** Available data follows **

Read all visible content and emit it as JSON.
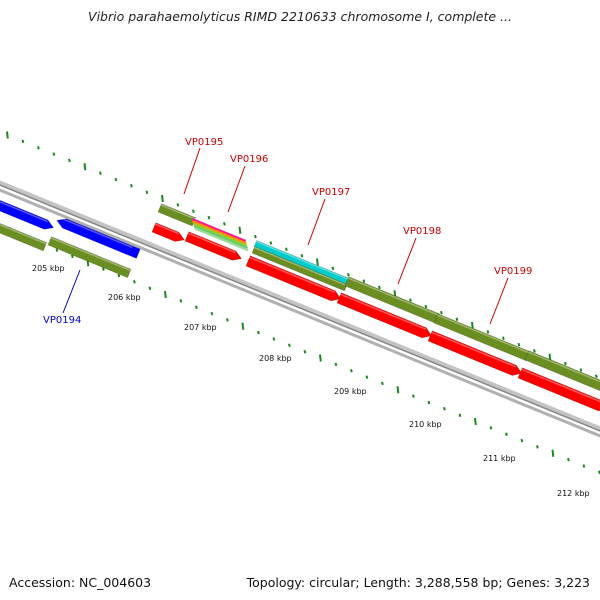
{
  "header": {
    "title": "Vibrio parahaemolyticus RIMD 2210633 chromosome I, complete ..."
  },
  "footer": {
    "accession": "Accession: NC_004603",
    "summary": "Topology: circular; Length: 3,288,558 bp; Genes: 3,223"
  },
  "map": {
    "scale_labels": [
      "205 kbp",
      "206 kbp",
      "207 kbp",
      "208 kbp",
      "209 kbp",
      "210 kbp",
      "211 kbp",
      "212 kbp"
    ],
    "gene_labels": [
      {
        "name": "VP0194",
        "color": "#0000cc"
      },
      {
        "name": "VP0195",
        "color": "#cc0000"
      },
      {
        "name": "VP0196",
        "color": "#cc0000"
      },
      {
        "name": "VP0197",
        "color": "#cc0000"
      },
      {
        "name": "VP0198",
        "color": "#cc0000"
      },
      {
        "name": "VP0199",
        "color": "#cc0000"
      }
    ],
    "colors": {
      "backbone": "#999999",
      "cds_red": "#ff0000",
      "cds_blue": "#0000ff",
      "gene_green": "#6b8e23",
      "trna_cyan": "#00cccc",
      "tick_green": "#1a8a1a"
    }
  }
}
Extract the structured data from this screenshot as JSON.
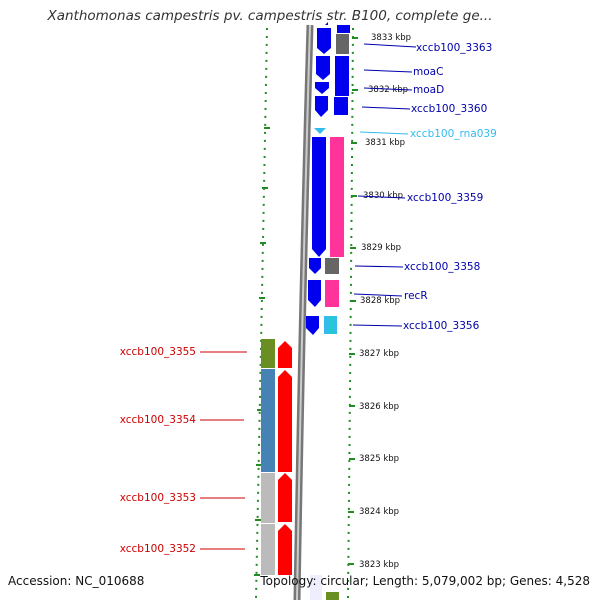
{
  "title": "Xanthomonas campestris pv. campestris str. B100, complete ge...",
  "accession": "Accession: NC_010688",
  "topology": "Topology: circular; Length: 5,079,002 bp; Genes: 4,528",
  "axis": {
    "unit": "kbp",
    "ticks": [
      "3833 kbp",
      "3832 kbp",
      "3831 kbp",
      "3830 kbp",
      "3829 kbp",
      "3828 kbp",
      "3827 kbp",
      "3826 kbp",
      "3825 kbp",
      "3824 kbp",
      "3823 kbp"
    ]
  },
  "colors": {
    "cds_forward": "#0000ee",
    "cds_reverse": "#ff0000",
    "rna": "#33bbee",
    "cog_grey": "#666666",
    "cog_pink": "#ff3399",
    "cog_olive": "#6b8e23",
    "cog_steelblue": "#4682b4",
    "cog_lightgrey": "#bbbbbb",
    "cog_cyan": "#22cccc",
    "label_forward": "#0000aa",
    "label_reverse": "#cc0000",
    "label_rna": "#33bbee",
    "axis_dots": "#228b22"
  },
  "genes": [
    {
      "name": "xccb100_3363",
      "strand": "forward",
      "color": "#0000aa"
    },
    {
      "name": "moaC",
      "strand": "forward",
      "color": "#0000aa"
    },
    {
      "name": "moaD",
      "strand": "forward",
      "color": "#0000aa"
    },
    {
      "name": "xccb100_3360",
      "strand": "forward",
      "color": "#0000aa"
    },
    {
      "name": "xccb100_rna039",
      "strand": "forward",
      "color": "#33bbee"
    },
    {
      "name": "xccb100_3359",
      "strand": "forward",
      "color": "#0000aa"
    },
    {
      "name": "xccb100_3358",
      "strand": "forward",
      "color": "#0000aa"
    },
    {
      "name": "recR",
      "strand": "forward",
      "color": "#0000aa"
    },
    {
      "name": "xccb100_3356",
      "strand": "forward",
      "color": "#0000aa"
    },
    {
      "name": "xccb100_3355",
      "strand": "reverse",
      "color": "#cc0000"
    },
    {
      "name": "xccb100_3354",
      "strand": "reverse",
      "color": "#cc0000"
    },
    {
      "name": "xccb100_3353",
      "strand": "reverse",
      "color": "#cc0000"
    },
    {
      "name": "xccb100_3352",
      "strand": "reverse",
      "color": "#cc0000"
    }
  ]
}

** End of Available data **
** Available data follows **

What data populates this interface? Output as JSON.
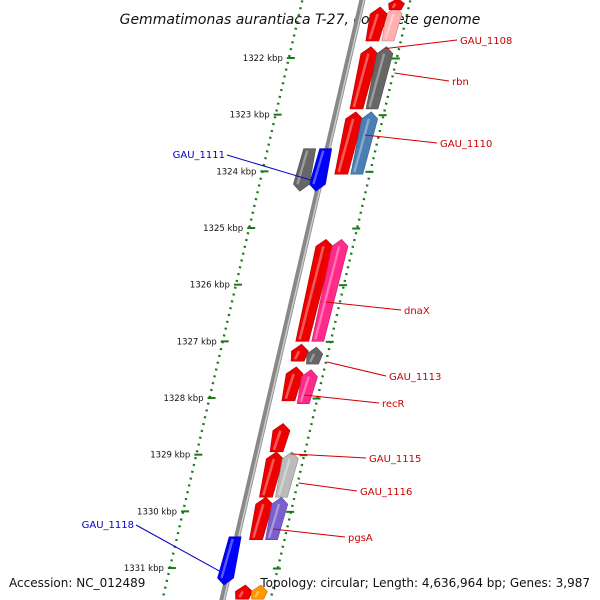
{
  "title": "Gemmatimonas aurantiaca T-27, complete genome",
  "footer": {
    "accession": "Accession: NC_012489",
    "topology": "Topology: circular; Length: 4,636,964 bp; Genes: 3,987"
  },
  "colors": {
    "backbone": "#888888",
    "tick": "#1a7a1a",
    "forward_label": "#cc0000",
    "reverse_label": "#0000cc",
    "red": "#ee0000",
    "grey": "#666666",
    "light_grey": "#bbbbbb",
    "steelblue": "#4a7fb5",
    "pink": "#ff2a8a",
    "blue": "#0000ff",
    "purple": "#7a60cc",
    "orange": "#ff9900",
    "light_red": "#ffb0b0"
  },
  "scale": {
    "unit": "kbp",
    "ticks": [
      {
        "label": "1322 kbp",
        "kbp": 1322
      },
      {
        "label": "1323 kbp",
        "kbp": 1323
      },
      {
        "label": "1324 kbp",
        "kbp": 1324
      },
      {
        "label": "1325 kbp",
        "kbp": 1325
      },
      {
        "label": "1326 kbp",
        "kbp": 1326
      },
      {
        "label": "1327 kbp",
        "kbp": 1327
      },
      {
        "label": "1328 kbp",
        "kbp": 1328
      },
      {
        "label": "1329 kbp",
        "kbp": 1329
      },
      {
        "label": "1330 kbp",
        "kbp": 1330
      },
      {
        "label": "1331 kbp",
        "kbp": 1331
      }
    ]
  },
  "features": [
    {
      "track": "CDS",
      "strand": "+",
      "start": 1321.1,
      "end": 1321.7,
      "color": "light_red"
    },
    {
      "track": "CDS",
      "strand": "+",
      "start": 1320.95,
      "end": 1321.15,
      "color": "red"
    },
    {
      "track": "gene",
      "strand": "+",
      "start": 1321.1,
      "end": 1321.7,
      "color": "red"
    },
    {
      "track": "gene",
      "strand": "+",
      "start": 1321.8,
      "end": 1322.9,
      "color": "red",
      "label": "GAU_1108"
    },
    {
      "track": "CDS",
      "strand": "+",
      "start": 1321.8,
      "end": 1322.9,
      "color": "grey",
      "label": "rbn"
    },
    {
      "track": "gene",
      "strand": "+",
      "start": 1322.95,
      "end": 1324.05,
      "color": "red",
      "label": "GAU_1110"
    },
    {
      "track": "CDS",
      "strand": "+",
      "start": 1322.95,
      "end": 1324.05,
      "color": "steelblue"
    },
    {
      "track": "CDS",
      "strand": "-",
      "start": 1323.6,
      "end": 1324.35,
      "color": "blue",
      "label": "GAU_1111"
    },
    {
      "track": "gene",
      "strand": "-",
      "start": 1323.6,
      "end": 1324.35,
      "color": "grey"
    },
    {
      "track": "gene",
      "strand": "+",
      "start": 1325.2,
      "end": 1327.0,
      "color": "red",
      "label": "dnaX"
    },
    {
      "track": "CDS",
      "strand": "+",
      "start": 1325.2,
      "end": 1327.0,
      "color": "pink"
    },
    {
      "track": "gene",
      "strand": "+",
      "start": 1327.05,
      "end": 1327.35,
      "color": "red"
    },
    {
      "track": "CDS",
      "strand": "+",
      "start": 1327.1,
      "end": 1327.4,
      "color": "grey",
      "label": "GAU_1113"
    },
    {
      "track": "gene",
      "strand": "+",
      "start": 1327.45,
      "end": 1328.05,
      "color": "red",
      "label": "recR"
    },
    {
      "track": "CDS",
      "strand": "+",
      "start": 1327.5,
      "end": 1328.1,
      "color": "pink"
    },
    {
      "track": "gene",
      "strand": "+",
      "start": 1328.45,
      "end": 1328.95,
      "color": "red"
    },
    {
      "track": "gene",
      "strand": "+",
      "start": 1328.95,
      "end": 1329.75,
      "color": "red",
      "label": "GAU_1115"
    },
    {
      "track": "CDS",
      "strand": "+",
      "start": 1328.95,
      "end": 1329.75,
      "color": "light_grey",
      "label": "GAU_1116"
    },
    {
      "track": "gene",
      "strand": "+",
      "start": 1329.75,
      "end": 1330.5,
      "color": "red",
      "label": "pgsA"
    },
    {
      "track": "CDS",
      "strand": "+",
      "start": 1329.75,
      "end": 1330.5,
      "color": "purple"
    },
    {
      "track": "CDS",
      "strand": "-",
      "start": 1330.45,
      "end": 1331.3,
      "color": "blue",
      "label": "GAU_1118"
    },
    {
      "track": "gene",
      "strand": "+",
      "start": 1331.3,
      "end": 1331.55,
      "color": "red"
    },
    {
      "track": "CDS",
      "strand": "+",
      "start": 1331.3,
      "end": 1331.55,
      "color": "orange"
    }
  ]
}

** End of Available data **

### Task item:
Please find every line in the records above that holds the word "Accession" and copy it.

### Output:
    "accession": "Accession: NC_004603",
  "accession": "Accession: NC_010688",
    "accession": "Accession: NC_012489",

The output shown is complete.